Exercise instructions:
Copy each line of the records that contains the word "factor".

Data records:
[start]

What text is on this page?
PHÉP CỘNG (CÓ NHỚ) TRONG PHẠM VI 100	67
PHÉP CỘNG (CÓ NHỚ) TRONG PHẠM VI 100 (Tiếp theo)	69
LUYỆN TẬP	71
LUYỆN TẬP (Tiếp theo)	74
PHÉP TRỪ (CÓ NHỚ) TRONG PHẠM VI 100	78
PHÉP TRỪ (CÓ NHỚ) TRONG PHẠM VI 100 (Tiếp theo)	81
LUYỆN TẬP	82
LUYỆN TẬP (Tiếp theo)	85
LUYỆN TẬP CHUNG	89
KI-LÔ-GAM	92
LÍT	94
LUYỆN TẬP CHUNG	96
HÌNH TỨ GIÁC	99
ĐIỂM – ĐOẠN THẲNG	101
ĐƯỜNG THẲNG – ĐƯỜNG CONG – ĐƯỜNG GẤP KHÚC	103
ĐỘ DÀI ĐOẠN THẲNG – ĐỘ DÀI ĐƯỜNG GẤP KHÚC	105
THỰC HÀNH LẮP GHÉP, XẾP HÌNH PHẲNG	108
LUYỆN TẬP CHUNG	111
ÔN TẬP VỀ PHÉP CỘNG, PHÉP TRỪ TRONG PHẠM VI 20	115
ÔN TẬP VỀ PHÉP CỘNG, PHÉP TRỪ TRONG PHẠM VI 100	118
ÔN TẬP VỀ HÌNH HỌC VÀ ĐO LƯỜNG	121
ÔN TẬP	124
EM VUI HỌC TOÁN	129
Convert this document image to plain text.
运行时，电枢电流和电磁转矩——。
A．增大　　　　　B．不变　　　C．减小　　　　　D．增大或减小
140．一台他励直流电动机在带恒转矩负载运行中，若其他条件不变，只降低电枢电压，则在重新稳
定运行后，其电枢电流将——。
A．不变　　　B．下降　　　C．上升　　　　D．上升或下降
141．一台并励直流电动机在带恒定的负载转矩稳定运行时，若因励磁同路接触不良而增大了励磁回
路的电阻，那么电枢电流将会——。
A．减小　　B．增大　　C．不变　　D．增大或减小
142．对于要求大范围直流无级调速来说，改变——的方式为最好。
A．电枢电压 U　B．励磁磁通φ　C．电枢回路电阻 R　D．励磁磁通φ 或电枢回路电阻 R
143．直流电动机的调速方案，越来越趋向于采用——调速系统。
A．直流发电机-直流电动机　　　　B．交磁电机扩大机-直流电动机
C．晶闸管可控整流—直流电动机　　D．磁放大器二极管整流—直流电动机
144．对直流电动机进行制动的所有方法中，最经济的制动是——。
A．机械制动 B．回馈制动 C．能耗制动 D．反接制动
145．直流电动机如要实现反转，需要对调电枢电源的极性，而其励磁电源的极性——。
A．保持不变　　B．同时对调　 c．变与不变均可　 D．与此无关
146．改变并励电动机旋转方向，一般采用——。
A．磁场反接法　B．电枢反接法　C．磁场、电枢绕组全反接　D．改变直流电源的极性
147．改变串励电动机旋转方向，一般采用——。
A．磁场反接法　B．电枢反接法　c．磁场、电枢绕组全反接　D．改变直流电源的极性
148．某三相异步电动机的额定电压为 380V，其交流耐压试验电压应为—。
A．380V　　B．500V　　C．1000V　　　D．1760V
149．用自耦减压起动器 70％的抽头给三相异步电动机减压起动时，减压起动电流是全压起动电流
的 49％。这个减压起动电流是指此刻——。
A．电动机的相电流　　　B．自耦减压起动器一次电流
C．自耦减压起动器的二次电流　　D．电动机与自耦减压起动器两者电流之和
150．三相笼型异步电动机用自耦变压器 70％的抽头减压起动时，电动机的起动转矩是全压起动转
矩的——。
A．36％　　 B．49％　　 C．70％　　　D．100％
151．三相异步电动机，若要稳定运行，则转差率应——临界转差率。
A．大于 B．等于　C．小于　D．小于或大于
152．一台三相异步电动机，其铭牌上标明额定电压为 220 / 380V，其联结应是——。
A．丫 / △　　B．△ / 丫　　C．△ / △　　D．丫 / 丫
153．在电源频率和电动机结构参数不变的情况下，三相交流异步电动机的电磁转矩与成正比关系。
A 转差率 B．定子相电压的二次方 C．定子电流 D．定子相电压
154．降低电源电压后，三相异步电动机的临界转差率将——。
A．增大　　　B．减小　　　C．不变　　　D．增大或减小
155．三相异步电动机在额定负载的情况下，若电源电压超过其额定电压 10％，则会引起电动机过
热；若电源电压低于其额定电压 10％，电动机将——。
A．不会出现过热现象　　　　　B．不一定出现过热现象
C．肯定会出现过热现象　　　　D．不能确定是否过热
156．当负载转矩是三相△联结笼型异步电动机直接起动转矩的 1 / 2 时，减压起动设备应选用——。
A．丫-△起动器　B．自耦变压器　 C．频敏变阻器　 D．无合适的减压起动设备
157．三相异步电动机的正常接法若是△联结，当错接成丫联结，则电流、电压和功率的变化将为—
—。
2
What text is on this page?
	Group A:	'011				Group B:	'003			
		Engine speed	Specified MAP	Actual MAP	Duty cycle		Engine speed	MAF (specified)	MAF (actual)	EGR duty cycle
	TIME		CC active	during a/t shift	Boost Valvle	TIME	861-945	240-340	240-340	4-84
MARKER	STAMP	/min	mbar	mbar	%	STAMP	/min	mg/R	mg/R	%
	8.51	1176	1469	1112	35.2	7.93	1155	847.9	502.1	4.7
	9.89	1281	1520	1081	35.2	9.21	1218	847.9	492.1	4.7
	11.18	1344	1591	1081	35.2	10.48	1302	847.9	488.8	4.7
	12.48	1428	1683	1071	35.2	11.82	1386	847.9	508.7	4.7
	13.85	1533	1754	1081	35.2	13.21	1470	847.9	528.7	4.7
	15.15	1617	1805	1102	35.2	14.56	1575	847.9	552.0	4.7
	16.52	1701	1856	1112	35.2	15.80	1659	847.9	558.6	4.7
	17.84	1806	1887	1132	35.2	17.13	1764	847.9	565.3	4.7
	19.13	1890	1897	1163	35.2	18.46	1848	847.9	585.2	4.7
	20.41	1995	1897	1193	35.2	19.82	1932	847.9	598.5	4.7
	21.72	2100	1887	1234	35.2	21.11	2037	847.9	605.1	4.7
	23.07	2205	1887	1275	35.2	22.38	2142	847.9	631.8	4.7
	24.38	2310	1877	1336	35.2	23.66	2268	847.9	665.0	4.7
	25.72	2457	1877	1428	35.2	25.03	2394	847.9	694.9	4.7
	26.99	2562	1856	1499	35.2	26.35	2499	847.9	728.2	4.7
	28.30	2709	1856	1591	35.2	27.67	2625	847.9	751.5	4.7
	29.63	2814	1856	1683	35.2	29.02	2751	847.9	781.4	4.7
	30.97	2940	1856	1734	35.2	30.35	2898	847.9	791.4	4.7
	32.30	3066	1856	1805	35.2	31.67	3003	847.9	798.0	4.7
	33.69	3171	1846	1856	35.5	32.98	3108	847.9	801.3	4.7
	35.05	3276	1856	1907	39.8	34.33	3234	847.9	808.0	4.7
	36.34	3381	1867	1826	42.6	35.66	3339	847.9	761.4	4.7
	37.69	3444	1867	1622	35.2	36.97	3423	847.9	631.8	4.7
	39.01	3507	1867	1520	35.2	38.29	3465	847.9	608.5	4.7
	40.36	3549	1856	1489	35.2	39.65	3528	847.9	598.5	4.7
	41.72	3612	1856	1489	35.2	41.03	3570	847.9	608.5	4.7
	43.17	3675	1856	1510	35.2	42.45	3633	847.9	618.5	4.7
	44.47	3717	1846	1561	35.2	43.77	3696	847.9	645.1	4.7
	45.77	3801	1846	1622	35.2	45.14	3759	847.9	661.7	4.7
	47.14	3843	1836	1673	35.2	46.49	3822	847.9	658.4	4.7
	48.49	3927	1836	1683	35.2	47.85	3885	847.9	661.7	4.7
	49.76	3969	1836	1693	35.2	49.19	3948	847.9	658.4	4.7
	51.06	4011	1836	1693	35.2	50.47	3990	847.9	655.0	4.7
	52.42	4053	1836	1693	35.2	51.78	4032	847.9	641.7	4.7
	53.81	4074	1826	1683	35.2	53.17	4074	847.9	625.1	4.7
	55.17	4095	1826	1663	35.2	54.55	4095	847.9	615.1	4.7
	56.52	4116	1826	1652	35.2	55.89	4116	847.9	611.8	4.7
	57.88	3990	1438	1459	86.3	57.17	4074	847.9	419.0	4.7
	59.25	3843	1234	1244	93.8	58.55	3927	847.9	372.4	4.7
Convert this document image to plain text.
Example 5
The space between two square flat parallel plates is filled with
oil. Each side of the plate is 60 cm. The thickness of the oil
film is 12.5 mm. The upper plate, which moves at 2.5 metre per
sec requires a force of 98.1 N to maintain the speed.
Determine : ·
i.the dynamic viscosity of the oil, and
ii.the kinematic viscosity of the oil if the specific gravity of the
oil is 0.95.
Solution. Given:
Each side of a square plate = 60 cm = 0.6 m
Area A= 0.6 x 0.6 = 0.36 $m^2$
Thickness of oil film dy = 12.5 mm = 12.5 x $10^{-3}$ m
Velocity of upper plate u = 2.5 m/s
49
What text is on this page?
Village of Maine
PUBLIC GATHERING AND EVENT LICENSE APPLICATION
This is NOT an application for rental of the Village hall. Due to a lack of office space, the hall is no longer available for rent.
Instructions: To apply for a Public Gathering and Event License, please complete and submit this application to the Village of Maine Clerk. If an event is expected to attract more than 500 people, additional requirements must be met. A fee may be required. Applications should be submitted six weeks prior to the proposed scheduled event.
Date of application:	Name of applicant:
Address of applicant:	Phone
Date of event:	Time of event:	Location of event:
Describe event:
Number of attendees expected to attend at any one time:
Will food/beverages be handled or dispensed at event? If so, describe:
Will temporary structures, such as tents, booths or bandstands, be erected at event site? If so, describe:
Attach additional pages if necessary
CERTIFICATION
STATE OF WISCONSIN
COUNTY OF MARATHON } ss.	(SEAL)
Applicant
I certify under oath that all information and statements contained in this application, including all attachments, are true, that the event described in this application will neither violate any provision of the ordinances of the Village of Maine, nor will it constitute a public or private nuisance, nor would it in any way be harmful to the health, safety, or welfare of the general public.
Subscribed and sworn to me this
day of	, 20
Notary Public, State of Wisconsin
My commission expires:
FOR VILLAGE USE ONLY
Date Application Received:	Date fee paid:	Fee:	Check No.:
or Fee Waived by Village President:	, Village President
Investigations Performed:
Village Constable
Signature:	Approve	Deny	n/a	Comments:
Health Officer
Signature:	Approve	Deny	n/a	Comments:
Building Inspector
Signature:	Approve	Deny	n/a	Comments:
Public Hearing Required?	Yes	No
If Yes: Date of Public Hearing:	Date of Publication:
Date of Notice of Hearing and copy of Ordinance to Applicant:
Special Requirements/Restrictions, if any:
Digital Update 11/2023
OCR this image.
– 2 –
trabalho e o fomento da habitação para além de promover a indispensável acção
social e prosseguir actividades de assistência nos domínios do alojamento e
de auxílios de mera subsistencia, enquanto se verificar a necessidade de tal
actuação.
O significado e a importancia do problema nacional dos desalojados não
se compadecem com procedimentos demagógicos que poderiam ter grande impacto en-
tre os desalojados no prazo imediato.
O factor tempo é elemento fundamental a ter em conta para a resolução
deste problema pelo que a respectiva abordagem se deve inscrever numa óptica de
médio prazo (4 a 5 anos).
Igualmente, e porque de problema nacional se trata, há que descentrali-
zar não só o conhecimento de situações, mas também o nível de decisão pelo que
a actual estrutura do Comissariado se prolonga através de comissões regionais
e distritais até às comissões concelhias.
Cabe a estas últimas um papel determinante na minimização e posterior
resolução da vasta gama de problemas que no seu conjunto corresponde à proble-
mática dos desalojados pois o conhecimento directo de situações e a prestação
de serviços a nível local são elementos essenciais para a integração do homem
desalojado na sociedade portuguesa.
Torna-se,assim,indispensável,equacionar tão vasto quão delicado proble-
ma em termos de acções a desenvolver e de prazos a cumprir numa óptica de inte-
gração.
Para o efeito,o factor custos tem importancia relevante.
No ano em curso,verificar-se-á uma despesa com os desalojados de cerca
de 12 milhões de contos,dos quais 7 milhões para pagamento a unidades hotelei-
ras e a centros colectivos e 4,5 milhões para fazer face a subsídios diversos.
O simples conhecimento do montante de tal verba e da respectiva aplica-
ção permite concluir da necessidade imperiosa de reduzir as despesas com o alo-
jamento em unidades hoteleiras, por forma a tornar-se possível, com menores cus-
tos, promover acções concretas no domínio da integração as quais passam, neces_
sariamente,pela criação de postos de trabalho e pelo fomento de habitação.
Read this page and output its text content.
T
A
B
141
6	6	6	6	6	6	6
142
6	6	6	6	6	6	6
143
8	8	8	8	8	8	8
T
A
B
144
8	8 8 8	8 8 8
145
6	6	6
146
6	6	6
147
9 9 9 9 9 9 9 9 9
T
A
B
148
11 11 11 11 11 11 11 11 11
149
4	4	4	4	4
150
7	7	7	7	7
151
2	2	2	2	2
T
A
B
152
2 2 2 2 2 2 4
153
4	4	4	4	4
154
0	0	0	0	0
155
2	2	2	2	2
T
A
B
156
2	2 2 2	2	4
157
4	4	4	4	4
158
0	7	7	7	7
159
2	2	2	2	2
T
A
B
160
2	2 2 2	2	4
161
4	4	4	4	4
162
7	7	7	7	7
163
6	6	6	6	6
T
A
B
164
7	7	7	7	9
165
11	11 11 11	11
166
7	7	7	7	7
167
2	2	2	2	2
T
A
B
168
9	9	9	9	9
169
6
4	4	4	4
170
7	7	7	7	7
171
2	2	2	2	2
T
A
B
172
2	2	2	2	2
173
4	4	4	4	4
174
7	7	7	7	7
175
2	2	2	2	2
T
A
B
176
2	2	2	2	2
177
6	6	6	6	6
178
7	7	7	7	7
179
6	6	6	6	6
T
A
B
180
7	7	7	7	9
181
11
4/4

[end]

Exercise solution:
O factor tempo é elemento fundamental a ter em conta para a resolução
Para o efeito,o factor custos tem importancia relevante.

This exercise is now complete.